[Collected data]

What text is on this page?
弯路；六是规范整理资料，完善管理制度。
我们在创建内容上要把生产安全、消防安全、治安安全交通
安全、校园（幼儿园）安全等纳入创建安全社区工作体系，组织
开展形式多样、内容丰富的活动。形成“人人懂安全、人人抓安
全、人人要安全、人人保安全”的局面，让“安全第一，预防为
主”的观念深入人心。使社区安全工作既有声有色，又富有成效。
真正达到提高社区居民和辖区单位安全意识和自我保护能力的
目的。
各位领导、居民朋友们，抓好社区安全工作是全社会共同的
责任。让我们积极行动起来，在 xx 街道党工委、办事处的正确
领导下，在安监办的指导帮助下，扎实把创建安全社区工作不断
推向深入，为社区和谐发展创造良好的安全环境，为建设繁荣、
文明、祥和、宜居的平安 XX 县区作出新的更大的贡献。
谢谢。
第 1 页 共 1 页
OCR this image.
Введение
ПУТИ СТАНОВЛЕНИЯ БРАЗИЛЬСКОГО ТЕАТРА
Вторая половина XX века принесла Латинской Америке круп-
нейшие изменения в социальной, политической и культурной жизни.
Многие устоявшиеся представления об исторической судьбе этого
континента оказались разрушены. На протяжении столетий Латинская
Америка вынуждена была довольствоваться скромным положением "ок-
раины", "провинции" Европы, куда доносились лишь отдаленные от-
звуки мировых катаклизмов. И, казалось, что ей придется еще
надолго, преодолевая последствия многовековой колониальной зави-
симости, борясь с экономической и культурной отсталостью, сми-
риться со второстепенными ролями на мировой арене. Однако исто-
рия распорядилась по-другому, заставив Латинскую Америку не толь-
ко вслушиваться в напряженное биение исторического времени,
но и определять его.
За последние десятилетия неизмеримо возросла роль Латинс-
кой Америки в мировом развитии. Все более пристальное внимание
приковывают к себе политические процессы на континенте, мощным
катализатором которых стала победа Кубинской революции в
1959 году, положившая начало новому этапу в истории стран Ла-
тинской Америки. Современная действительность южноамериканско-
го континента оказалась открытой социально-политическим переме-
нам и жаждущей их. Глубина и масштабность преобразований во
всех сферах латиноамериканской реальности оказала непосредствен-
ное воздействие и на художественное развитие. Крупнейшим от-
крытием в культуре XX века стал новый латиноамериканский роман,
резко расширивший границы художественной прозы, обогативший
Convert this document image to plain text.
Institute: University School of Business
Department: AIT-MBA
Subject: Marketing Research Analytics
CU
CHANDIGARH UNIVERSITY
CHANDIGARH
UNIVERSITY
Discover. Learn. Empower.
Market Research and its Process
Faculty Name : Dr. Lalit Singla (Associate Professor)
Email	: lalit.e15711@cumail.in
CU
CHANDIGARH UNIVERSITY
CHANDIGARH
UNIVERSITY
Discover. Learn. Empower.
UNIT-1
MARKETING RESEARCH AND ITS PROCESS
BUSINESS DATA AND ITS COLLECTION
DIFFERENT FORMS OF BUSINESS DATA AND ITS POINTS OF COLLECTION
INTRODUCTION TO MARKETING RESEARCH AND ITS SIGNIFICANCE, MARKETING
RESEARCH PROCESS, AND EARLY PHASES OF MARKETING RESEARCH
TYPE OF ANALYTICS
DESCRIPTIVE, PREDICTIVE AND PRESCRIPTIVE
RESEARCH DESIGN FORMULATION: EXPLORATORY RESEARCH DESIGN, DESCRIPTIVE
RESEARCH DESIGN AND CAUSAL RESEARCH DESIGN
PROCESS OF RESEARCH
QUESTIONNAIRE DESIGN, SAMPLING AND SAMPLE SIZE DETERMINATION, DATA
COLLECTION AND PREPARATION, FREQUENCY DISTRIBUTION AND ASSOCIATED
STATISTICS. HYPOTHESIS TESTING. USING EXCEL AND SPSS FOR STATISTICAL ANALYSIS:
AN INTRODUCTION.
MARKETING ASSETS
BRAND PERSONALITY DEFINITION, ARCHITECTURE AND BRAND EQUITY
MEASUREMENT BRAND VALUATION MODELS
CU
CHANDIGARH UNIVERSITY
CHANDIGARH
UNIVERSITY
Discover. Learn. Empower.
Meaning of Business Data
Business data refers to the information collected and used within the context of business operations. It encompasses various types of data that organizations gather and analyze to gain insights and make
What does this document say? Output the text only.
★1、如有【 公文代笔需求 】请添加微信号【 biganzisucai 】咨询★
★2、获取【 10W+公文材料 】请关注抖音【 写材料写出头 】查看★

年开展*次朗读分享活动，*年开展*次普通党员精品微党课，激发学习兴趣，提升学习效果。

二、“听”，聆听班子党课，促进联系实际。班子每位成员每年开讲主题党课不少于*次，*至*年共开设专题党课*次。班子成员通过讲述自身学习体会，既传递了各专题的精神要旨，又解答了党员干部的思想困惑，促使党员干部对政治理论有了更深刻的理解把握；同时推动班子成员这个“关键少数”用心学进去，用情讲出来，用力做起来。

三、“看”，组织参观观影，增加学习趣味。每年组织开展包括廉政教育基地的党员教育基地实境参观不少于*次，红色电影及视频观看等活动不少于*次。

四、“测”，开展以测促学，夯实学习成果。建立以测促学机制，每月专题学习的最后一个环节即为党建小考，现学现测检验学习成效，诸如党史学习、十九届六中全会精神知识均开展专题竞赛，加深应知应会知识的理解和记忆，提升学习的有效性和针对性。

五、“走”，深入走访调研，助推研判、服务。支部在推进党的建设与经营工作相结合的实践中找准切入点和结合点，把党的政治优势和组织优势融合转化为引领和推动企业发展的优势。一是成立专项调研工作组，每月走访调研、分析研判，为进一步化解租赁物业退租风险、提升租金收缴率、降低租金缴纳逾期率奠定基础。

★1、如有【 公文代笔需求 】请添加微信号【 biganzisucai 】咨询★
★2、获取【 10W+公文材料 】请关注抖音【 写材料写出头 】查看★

GOAL -> Quote the listing in full, please, keeping every line exact.

ANSWER TO THE EXERCISE ->
What text is on this page?
弯路；六是规范整理资料，完善管理制度。
我们在创建内容上要把生产安全、消防安全、治安安全交通
安全、校园（幼儿园）安全等纳入创建安全社区工作体系，组织
开展形式多样、内容丰富的活动。形成“人人懂安全、人人抓安
全、人人要安全、人人保安全”的局面，让“安全第一，预防为
主”的观念深入人心。使社区安全工作既有声有色，又富有成效。
真正达到提高社区居民和辖区单位安全意识和自我保护能力的
目的。
各位领导、居民朋友们，抓好社区安全工作是全社会共同的
责任。让我们积极行动起来，在 xx 街道党工委、办事处的正确
领导下，在安监办的指导帮助下，扎实把创建安全社区工作不断
推向深入，为社区和谐发展创造良好的安全环境，为建设繁荣、
文明、祥和、宜居的平安 XX 县区作出新的更大的贡献。
谢谢。
第 1 页 共 1 页
OCR this image.
Введение
ПУТИ СТАНОВЛЕНИЯ БРАЗИЛЬСКОГО ТЕАТРА
Вторая половина XX века принесла Латинской Америке круп-
нейшие изменения в социальной, политической и культурной жизни.
Многие устоявшиеся представления об исторической судьбе этого
континента оказались разрушены. На протяжении столетий Латинская
Америка вынуждена была довольствоваться скромным положением "ок-
раины", "провинции" Европы, куда доносились лишь отдаленные от-
звуки мировых катаклизмов. И, казалось, что ей придется еще
надолго, преодолевая последствия многовековой колониальной зави-
симости, борясь с экономической и культурной отсталостью, сми-
риться со второстепенными ролями на мировой арене. Однако исто-
рия распорядилась по-другому, заставив Латинскую Америку не толь-
ко вслушиваться в напряженное биение исторического времени,
но и определять его.
За последние десятилетия неизмеримо возросла роль Латинс-
кой Америки в мировом развитии. Все более пристальное внимание
приковывают к себе политические процессы на континенте, мощным
катализатором которых стала победа Кубинской революции в
1959 году, положившая начало новому этапу в истории стран Ла-
тинской Америки. Современная действительность южноамериканско-
го континента оказалась открытой социально-политическим переме-
нам и жаждущей их. Глубина и масштабность преобразований во
всех сферах латиноамериканской реальности оказала непосредствен-
ное воздействие и на художественное развитие. Крупнейшим от-
крытием в культуре XX века стал новый латиноамериканский роман,
резко расширивший границы художественной прозы, обогативший
Convert this document image to plain text.
Institute: University School of Business
Department: AIT-MBA
Subject: Marketing Research Analytics
CU
CHANDIGARH UNIVERSITY
CHANDIGARH
UNIVERSITY
Discover. Learn. Empower.
Market Research and its Process
Faculty Name : Dr. Lalit Singla (Associate Professor)
Email	: lalit.e15711@cumail.in
CU
CHANDIGARH UNIVERSITY
CHANDIGARH
UNIVERSITY
Discover. Learn. Empower.
UNIT-1
MARKETING RESEARCH AND ITS PROCESS
BUSINESS DATA AND ITS COLLECTION
DIFFERENT FORMS OF BUSINESS DATA AND ITS POINTS OF COLLECTION
INTRODUCTION TO MARKETING RESEARCH AND ITS SIGNIFICANCE, MARKETING
RESEARCH PROCESS, AND EARLY PHASES OF MARKETING RESEARCH
TYPE OF ANALYTICS
DESCRIPTIVE, PREDICTIVE AND PRESCRIPTIVE
RESEARCH DESIGN FORMULATION: EXPLORATORY RESEARCH DESIGN, DESCRIPTIVE
RESEARCH DESIGN AND CAUSAL RESEARCH DESIGN
PROCESS OF RESEARCH
QUESTIONNAIRE DESIGN, SAMPLING AND SAMPLE SIZE DETERMINATION, DATA
COLLECTION AND PREPARATION, FREQUENCY DISTRIBUTION AND ASSOCIATED
STATISTICS. HYPOTHESIS TESTING. USING EXCEL AND SPSS FOR STATISTICAL ANALYSIS:
AN INTRODUCTION.
MARKETING ASSETS
BRAND PERSONALITY DEFINITION, ARCHITECTURE AND BRAND EQUITY
MEASUREMENT BRAND VALUATION MODELS
CU
CHANDIGARH UNIVERSITY
CHANDIGARH
UNIVERSITY
Discover. Learn. Empower.
Meaning of Business Data
Business data refers to the information collected and used within the context of business operations. It encompasses various types of data that organizations gather and analyze to gain insights and make
What does this document say? Output the text only.
★1、如有【 公文代笔需求 】请添加微信号【 biganzisucai 】咨询★
★2、获取【 10W+公文材料 】请关注抖音【 写材料写出头 】查看★

年开展*次朗读分享活动，*年开展*次普通党员精品微党课，激发学习兴趣，提升学习效果。

二、“听”，聆听班子党课，促进联系实际。班子每位成员每年开讲主题党课不少于*次，*至*年共开设专题党课*次。班子成员通过讲述自身学习体会，既传递了各专题的精神要旨，又解答了党员干部的思想困惑，促使党员干部对政治理论有了更深刻的理解把握；同时推动班子成员这个“关键少数”用心学进去，用情讲出来，用力做起来。

三、“看”，组织参观观影，增加学习趣味。每年组织开展包括廉政教育基地的党员教育基地实境参观不少于*次，红色电影及视频观看等活动不少于*次。

四、“测”，开展以测促学，夯实学习成果。建立以测促学机制，每月专题学习的最后一个环节即为党建小考，现学现测检验学习成效，诸如党史学习、十九届六中全会精神知识均开展专题竞赛，加深应知应会知识的理解和记忆，提升学习的有效性和针对性。

五、“走”，深入走访调研，助推研判、服务。支部在推进党的建设与经营工作相结合的实践中找准切入点和结合点，把党的政治优势和组织优势融合转化为引领和推动企业发展的优势。一是成立专项调研工作组，每月走访调研、分析研判，为进一步化解租赁物业退租风险、提升租金收缴率、降低租金缴纳逾期率奠定基础。

★1、如有【 公文代笔需求 】请添加微信号【 biganzisucai 】咨询★
★2、获取【 10W+公文材料 】请关注抖音【 写材料写出头 】查看★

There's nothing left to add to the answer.